--- START RECORD SET ---

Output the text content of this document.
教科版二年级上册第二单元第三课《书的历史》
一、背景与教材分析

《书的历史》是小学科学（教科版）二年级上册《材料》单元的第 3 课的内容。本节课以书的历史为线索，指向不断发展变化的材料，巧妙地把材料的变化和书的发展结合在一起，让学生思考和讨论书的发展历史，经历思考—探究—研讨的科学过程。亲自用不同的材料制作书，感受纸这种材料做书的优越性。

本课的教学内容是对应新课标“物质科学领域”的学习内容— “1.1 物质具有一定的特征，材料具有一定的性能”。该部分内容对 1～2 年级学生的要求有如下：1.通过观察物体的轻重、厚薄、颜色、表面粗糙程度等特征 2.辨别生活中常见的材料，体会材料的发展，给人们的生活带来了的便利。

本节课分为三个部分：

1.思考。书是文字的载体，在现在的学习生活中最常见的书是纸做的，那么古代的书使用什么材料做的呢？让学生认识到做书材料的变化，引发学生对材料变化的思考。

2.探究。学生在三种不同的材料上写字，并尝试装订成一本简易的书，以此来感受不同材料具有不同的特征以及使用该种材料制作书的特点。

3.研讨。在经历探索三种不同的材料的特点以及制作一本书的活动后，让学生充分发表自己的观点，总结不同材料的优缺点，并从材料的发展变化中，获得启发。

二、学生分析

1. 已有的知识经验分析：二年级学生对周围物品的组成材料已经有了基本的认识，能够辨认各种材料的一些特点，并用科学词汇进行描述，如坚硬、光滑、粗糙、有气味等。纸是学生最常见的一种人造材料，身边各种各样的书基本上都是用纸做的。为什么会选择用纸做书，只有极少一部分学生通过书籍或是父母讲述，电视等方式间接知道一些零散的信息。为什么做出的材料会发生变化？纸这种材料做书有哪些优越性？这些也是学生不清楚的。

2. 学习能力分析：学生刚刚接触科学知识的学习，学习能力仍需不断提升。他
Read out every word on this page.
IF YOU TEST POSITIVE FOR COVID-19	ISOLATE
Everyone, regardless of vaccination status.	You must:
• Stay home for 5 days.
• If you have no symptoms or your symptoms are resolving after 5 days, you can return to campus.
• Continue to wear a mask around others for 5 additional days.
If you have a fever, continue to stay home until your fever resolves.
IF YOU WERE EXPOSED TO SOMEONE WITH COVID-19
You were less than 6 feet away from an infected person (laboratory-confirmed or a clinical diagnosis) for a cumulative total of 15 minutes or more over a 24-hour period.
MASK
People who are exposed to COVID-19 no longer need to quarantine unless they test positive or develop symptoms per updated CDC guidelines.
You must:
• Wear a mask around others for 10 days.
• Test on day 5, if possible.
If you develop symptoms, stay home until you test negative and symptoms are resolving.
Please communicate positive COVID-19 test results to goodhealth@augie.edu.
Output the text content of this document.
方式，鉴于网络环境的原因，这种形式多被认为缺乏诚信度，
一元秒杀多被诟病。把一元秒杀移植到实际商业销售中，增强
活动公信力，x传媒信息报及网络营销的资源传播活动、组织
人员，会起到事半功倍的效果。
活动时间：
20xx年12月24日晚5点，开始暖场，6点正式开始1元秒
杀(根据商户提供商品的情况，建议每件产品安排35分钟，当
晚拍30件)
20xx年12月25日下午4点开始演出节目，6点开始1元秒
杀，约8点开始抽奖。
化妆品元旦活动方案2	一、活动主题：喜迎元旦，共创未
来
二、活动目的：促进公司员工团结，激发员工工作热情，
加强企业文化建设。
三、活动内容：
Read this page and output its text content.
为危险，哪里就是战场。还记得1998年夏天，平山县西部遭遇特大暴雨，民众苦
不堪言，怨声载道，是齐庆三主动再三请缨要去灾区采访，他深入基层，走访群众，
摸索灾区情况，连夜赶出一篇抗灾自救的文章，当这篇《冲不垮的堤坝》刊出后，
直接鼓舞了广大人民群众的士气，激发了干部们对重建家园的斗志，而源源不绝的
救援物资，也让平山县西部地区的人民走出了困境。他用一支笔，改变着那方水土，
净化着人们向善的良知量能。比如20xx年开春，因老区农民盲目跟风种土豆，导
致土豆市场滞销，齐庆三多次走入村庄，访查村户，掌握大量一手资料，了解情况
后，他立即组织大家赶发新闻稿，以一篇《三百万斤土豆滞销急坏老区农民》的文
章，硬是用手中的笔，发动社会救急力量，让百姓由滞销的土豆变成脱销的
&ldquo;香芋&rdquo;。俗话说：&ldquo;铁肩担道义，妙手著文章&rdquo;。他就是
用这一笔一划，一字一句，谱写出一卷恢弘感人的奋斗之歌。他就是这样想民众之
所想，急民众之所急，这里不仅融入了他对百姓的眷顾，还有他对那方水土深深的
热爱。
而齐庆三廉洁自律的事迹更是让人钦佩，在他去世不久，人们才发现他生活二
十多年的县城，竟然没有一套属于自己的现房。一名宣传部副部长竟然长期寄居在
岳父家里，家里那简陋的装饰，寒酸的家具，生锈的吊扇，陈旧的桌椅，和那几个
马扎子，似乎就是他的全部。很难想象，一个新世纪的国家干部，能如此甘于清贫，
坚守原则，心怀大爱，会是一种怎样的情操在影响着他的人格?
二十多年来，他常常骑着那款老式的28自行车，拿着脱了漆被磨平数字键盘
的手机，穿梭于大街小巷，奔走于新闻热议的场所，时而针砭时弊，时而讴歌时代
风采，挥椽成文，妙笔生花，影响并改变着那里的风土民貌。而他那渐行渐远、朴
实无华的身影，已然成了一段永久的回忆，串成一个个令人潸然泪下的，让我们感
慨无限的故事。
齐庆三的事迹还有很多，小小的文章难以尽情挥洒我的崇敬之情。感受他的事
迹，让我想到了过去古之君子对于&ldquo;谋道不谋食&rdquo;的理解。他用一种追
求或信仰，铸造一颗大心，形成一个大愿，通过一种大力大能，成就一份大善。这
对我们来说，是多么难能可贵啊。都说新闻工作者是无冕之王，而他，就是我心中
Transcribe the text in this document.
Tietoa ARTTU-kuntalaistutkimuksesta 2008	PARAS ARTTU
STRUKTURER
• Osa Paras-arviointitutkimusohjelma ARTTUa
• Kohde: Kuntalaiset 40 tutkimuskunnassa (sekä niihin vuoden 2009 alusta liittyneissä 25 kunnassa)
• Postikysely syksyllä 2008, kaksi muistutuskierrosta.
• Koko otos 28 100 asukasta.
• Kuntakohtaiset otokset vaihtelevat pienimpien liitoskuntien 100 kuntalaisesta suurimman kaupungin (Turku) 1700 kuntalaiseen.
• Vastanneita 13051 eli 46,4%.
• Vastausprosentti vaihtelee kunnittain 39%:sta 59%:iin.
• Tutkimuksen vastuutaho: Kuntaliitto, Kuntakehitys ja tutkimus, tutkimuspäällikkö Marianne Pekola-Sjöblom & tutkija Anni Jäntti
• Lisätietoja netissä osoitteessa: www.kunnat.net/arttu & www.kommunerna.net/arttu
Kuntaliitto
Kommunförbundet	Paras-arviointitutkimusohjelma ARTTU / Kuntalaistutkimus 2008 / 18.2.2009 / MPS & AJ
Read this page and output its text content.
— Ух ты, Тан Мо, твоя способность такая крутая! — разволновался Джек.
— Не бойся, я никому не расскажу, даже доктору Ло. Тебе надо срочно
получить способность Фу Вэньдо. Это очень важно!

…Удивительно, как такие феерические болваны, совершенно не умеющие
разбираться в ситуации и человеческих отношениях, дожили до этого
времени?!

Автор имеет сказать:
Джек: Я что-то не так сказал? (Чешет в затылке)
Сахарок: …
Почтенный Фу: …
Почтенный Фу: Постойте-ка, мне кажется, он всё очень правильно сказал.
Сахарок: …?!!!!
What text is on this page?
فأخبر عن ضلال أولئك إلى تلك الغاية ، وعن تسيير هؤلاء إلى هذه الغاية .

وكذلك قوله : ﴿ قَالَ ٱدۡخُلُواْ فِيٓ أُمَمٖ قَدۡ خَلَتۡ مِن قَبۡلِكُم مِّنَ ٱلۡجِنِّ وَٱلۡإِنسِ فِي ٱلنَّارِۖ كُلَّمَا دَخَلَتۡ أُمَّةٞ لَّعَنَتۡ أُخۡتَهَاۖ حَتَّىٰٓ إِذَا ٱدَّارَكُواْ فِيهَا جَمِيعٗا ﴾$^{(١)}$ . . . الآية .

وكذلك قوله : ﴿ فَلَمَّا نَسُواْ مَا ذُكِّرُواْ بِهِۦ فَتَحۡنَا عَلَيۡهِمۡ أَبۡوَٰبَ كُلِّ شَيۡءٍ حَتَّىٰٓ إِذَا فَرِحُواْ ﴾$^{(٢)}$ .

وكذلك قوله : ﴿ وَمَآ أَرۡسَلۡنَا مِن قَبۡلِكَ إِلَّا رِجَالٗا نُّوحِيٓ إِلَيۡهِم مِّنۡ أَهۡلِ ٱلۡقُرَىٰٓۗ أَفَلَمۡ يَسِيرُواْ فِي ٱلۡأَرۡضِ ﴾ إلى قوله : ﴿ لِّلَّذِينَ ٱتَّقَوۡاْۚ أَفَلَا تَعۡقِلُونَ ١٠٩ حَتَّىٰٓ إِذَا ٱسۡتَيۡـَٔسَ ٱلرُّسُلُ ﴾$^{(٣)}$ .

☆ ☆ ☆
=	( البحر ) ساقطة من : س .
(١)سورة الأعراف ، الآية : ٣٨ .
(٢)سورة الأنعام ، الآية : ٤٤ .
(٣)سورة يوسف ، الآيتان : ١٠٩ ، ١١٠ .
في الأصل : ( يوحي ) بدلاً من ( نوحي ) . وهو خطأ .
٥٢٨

--- END RECORD SET ---

> [DIRECTION]: Of the lines above, how many hold the word "days"? Say the number alone.

> [FINAL RESULT]: 4